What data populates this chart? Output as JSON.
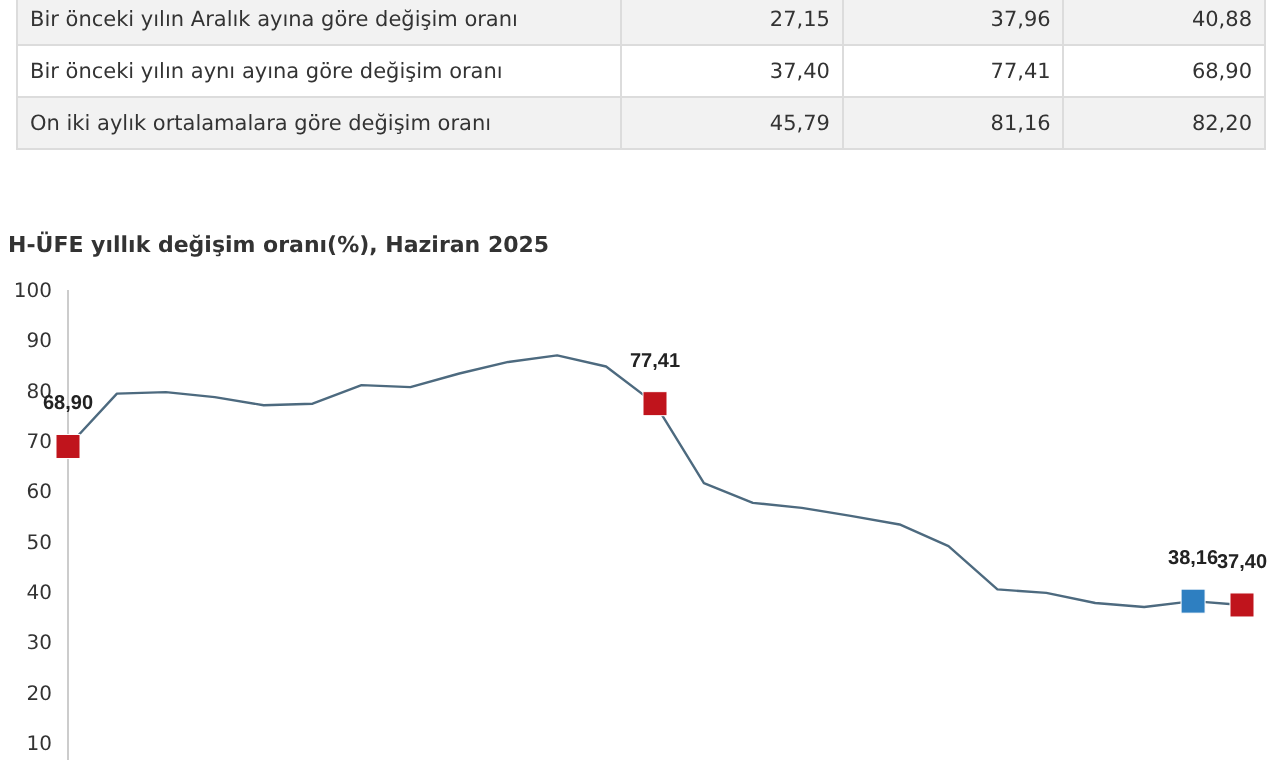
{
  "chart_data": [
    {
      "type": "other",
      "y_categories": [
        "Bir önceki yılın Aralık ayına göre değişim oranı",
        "Bir önceki yılın aynı ayına göre değişim oranı",
        "On iki aylık ortalamalara göre değişim oranı"
      ],
      "cell_labels": [
        [
          "27,15",
          "37,96",
          "40,88"
        ],
        [
          "37,40",
          "77,41",
          "68,90"
        ],
        [
          "45,79",
          "81,16",
          "82,20"
        ]
      ]
    },
    {
      "type": "line",
      "title": "H-ÜFE yıllık değişim oranı(%), Haziran 2025",
      "categories": [
        null,
        null,
        null,
        null,
        null,
        null,
        null,
        null,
        null,
        null,
        null,
        null,
        null,
        null,
        null,
        null,
        null,
        null,
        null,
        null,
        null,
        null,
        null,
        null,
        null
      ],
      "ylim": [
        5,
        100
      ],
      "yticks": [
        10,
        20,
        30,
        40,
        50,
        60,
        70,
        80,
        90,
        100
      ],
      "grid": false,
      "tick_labels": "y",
      "series": [
        {
          "type": "line",
          "color": "#4d6a7f",
          "marker": "none",
          "values": [
            68.9,
            79.4,
            79.7,
            78.7,
            77.1,
            77.4,
            81.1,
            80.7,
            83.4,
            85.7,
            87.0,
            84.8,
            77.41,
            61.6,
            57.7,
            56.7,
            55.1,
            53.4,
            49.1,
            40.5,
            39.8,
            37.8,
            37.0,
            38.16,
            37.4
          ]
        },
        {
          "type": "scatter",
          "marker": "square",
          "values": [
            68.9,
            null,
            null,
            null,
            null,
            null,
            null,
            null,
            null,
            null,
            null,
            null,
            77.41,
            null,
            null,
            null,
            null,
            null,
            null,
            null,
            null,
            null,
            null,
            38.16,
            37.4
          ],
          "colors": [
            "#c0141c",
            null,
            null,
            null,
            null,
            null,
            null,
            null,
            null,
            null,
            null,
            null,
            "#c0141c",
            null,
            null,
            null,
            null,
            null,
            null,
            null,
            null,
            null,
            null,
            "#2e7fc1",
            "#c0141c"
          ],
          "value_labels": [
            "68,90",
            null,
            null,
            null,
            null,
            null,
            null,
            null,
            null,
            null,
            null,
            null,
            "77,41",
            null,
            null,
            null,
            null,
            null,
            null,
            null,
            null,
            null,
            null,
            "38,16",
            "37,40"
          ]
        }
      ]
    }
  ]
}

■ Exercise directions ■
Give the material again exactly as it is, but keep the pictures out.

■ Solution below ■
What data populates this chart? Output as JSON.
{
  "chart_data": [
    {
      "type": "other",
      "y_categories": [
        "Bir önceki yılın Aralık ayına göre değişim oranı",
        "Bir önceki yılın aynı ayına göre değişim oranı",
        "On iki aylık ortalamalara göre değişim oranı"
      ],
      "cell_labels": [
        [
          "27,15",
          "37,96",
          "40,88"
        ],
        [
          "37,40",
          "77,41",
          "68,90"
        ],
        [
          "45,79",
          "81,16",
          "82,20"
        ]
      ]
    },
    {
      "type": "line",
      "title": "H-ÜFE yıllık değişim oranı(%), Haziran 2025",
      "categories": [
        null,
        null,
        null,
        null,
        null,
        null,
        null,
        null,
        null,
        null,
        null,
        null,
        null,
        null,
        null,
        null,
        null,
        null,
        null,
        null,
        null,
        null,
        null,
        null,
        null
      ],
      "ylim": [
        5,
        100
      ],
      "yticks": [
        10,
        20,
        30,
        40,
        50,
        60,
        70,
        80,
        90,
        100
      ],
      "grid": false,
      "tick_labels": "y",
      "series": [
        {
          "type": "line",
          "color": "#4d6a7f",
          "marker": "none",
          "values": [
            68.9,
            79.4,
            79.7,
            78.7,
            77.1,
            77.4,
            81.1,
            80.7,
            83.4,
            85.7,
            87.0,
            84.8,
            77.41,
            61.6,
            57.7,
            56.7,
            55.1,
            53.4,
            49.1,
            40.5,
            39.8,
            37.8,
            37.0,
            38.16,
            37.4
          ]
        },
        {
          "type": "scatter",
          "marker": "square",
          "values": [
            68.9,
            null,
            null,
            null,
            null,
            null,
            null,
            null,
            null,
            null,
            null,
            null,
            77.41,
            null,
            null,
            null,
            null,
            null,
            null,
            null,
            null,
            null,
            null,
            38.16,
            37.4
          ],
          "colors": [
            "#c0141c",
            null,
            null,
            null,
            null,
            null,
            null,
            null,
            null,
            null,
            null,
            null,
            "#c0141c",
            null,
            null,
            null,
            null,
            null,
            null,
            null,
            null,
            null,
            null,
            "#2e7fc1",
            "#c0141c"
          ],
          "value_labels": [
            "68,90",
            null,
            null,
            null,
            null,
            null,
            null,
            null,
            null,
            null,
            null,
            null,
            "77,41",
            null,
            null,
            null,
            null,
            null,
            null,
            null,
            null,
            null,
            null,
            "38,16",
            "37,40"
          ]
        }
      ]
    }
  ]
}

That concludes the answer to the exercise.